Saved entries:

::::

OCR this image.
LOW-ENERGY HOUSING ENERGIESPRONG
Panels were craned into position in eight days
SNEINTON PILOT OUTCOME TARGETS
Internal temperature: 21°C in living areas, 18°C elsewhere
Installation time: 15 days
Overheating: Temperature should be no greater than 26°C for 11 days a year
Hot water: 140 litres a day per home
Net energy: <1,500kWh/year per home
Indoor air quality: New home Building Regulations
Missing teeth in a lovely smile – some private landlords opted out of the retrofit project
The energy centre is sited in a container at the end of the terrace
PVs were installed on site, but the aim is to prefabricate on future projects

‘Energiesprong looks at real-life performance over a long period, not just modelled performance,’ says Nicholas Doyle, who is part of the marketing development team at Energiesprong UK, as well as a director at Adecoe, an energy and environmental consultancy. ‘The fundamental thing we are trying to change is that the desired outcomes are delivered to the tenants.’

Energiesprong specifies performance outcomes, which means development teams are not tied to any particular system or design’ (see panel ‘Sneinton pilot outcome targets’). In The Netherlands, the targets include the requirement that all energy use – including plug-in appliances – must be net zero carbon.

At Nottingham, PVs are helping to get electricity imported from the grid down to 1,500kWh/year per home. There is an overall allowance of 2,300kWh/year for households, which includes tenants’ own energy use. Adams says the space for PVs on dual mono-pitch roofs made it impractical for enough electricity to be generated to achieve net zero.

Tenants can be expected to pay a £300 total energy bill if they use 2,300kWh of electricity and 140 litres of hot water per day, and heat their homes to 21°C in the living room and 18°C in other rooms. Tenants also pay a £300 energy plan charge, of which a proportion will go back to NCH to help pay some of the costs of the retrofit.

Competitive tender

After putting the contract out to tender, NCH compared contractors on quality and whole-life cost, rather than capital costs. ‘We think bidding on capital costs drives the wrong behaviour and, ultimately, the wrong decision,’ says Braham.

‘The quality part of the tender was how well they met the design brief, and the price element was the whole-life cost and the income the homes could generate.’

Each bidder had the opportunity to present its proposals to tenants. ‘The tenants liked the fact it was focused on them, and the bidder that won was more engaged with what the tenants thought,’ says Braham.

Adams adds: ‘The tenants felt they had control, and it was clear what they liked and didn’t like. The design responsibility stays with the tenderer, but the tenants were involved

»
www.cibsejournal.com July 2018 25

::::

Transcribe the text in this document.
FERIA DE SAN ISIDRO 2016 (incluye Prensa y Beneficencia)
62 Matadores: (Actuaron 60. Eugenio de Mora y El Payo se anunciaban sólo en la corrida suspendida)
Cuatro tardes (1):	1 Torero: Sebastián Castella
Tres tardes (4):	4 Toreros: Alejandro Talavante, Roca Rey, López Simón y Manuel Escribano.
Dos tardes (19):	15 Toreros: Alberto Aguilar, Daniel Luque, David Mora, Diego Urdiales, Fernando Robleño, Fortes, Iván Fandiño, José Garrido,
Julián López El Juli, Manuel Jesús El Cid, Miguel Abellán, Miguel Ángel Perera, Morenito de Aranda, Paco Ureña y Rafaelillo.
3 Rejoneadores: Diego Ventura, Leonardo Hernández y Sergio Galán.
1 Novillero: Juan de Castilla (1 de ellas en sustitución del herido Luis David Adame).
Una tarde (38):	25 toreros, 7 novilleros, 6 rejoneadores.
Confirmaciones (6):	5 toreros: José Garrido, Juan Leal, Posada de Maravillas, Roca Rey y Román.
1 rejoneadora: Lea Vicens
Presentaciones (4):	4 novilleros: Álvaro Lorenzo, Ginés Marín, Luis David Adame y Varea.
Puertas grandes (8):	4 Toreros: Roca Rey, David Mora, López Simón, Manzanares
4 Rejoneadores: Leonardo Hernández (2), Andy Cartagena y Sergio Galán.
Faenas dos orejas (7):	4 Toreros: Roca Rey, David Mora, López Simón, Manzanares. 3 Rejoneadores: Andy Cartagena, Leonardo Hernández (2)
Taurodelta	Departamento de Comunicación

::::

- [Task description] Show all lines from the listing above in which "Garrido" appears.

- [Answer to the exercise]
Dos tardes (19):	15 Toreros: Alberto Aguilar, Daniel Luque, David Mora, Diego Urdiales, Fernando Robleño, Fortes, Iván Fandiño, José Garrido,
Confirmaciones (6):	5 toreros: José Garrido, Juan Leal, Posada de Maravillas, Roca Rey y Román.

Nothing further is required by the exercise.